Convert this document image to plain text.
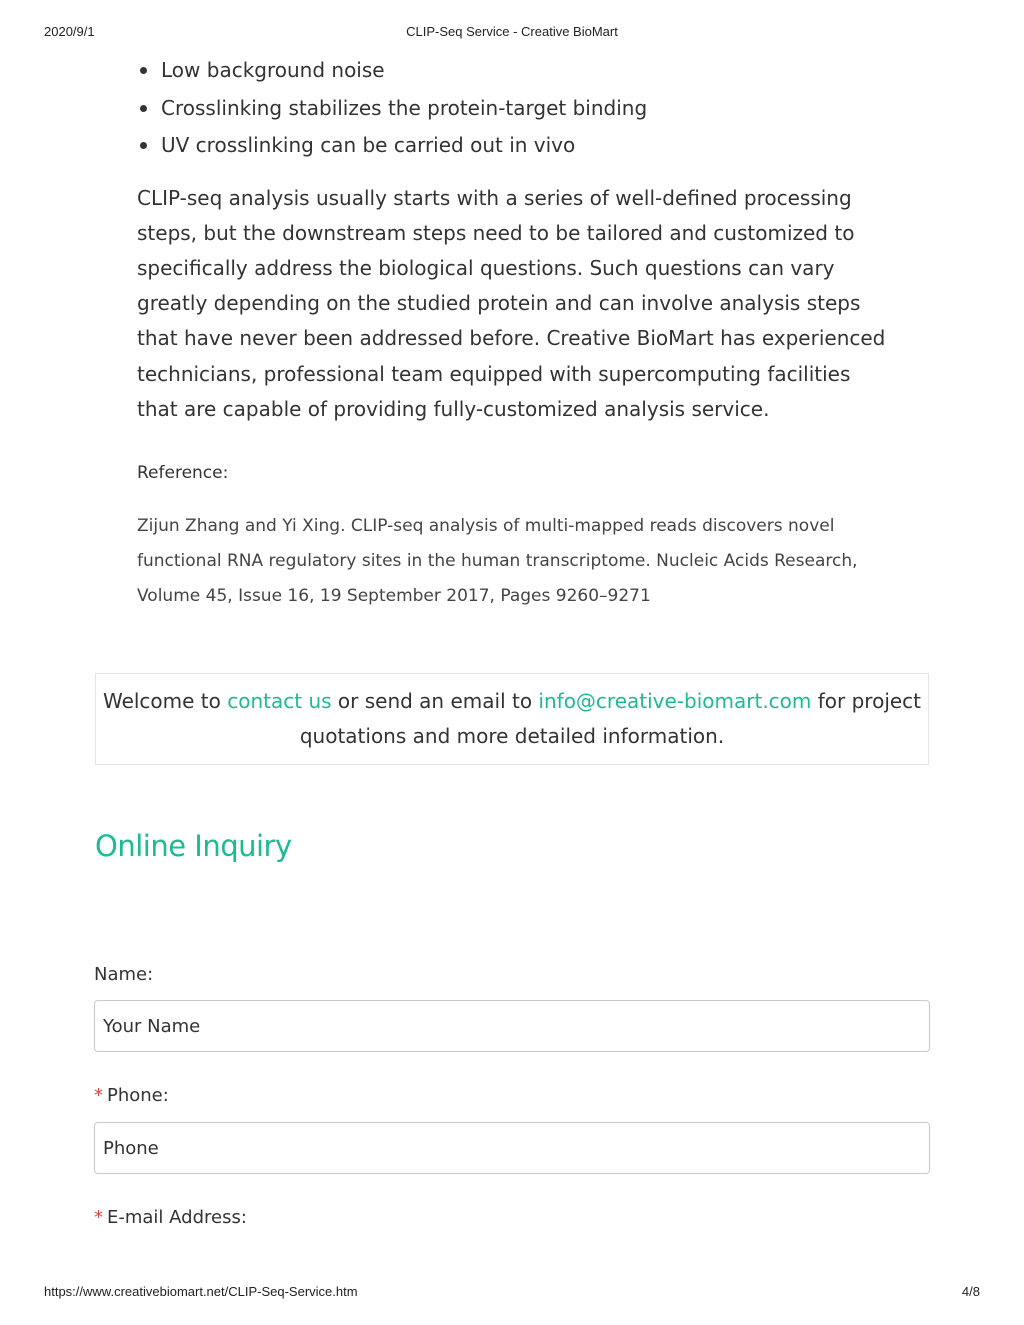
2020/9/1	CLIP-Seq Service - Creative BioMart
Low background noise
Crosslinking stabilizes the protein-target binding
UV crosslinking can be carried out in vivo

CLIP-seq analysis usually starts with a series of well-defined processing steps, but the downstream steps need to be tailored and customized to specifically address the biological questions. Such questions can vary greatly depending on the studied protein and can involve analysis steps that have never been addressed before. Creative BioMart has experienced technicians, professional team equipped with supercomputing facilities that are capable of providing fully-customized analysis service.

Reference:
Zijun Zhang and Yi Xing. CLIP-seq analysis of multi-mapped reads discovers novel functional RNA regulatory sites in the human transcriptome. Nucleic Acids Research, Volume 45, Issue 16, 19 September 2017, Pages 9260–9271
Welcome to contact us or send an email to info@creative-biomart.com for project quotations and more detailed information.
Online Inquiry
Name:
Your Name
* Phone:
Phone
* E-mail Address:
https://www.creativebiomart.net/CLIP-Seq-Service.htm	4/8
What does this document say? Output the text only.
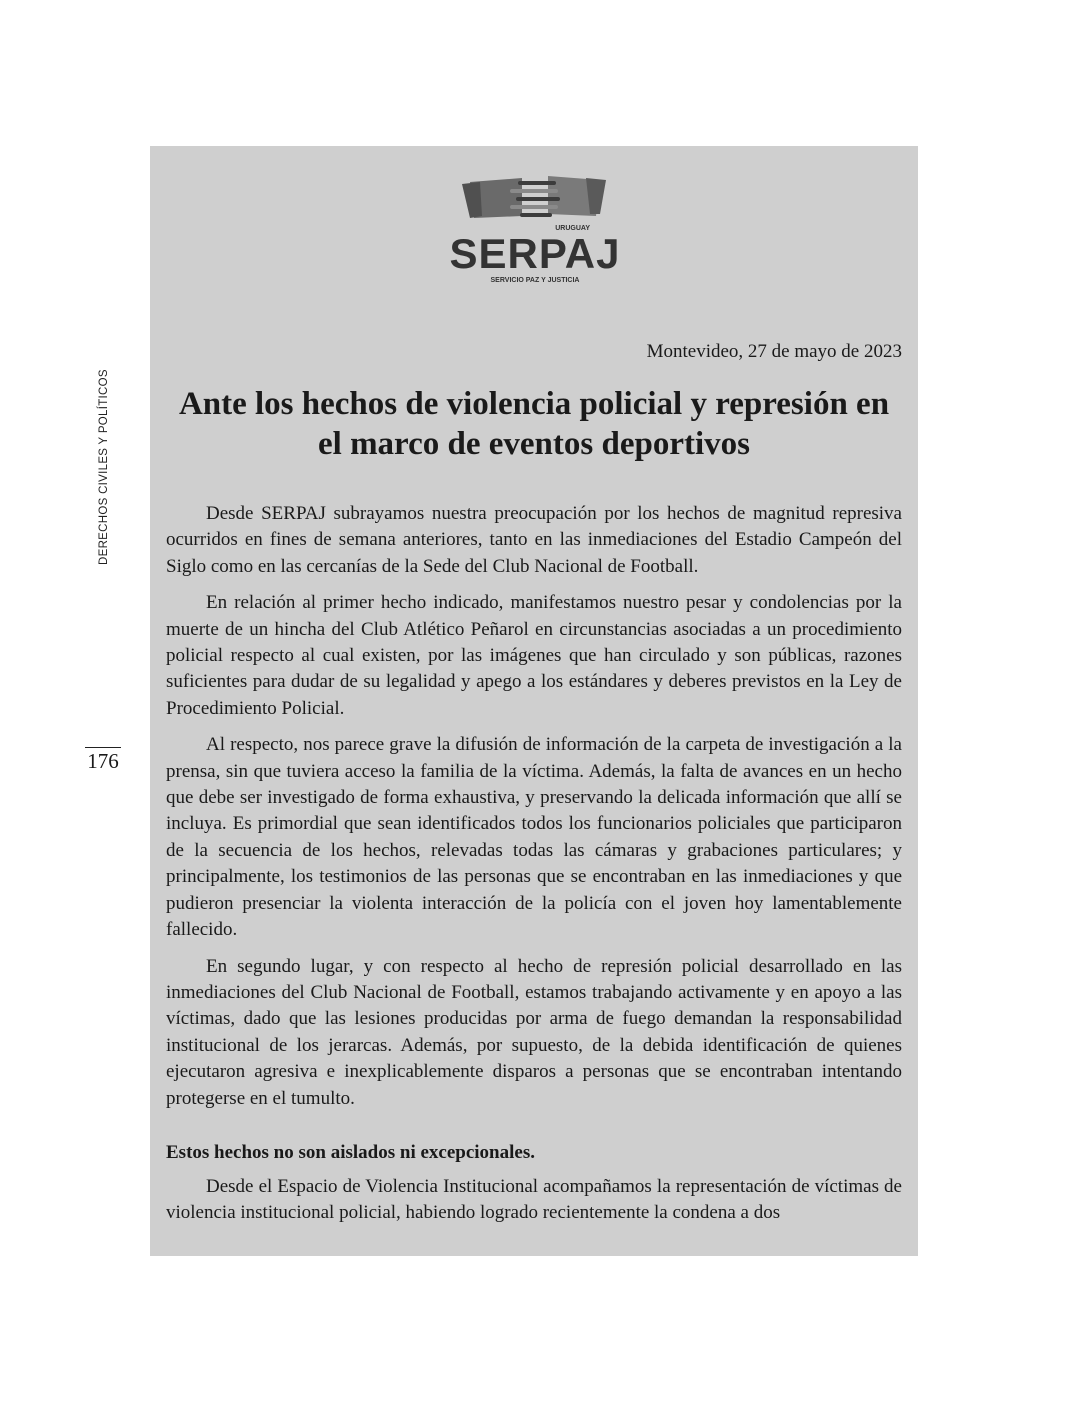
DERECHOS CIVILES Y POLÍTICOS
176
URUGUAY
SERPAJ
SERVICIO PAZ Y JUSTICIA
Montevideo, 27 de mayo de 2023
Ante los hechos de violencia policial y represión en el marco de eventos deportivos

Desde SERPAJ subrayamos nuestra preocupación por los hechos de magnitud represiva ocurridos en fines de semana anteriores, tanto en las inmediaciones del Estadio Campeón del Siglo como en las cercanías de la Sede del Club Nacional de Football.

En relación al primer hecho indicado, manifestamos nuestro pesar y condolencias por la muerte de un hincha del Club Atlético Peñarol en circunstancias asociadas a un procedimiento policial respecto al cual existen, por las imágenes que han circulado y son públicas, razones suficientes para dudar de su legalidad y apego a los estándares y deberes previstos en la Ley de Procedimiento Policial.

Al respecto, nos parece grave la difusión de información de la carpeta de investigación a la prensa, sin que tuviera acceso la familia de la víctima. Además, la falta de avances en un hecho que debe ser investigado de forma exhaustiva, y preservando la delicada información que allí se incluya. Es primordial que sean identificados todos los funcionarios policiales que participaron de la secuencia de los hechos, relevadas todas las cámaras y grabaciones particulares; y principalmente, los testimonios de las personas que se encontraban en las inmediaciones y que pudieron presenciar la violenta interacción de la policía con el joven hoy lamentablemente fallecido.

En segundo lugar, y con respecto al hecho de represión policial desarrollado en las inmediaciones del Club Nacional de Football, estamos trabajando activamente y en apoyo a las víctimas, dado que las lesiones producidas por arma de fuego demandan la responsabilidad institucional de los jerarcas. Además, por supuesto, de la debida identificación de quienes ejecutaron agresiva e inexplicablemente disparos a personas que se encontraban intentando protegerse en el tumulto.

Estos hechos no son aislados ni excepcionales.

Desde el Espacio de Violencia Institucional acompañamos la representación de víctimas de violencia institucional policial, habiendo logrado recientemente la condena a dos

### Exercise brief:
Copy every line in the entries above that has the string "Desde" in it.

### Output of the task:
Desde SERPAJ subrayamos nuestra preocupación por los hechos de magnitud represiva ocurridos en fines de semana anteriores, tanto en las inmediaciones del Estadio Campeón del Siglo como en las cercanías de la Sede del Club Nacional de Football.
Desde el Espacio de Violencia Institucional acompañamos la representación de víctimas de violencia institucional policial, habiendo logrado recientemente la condena a dos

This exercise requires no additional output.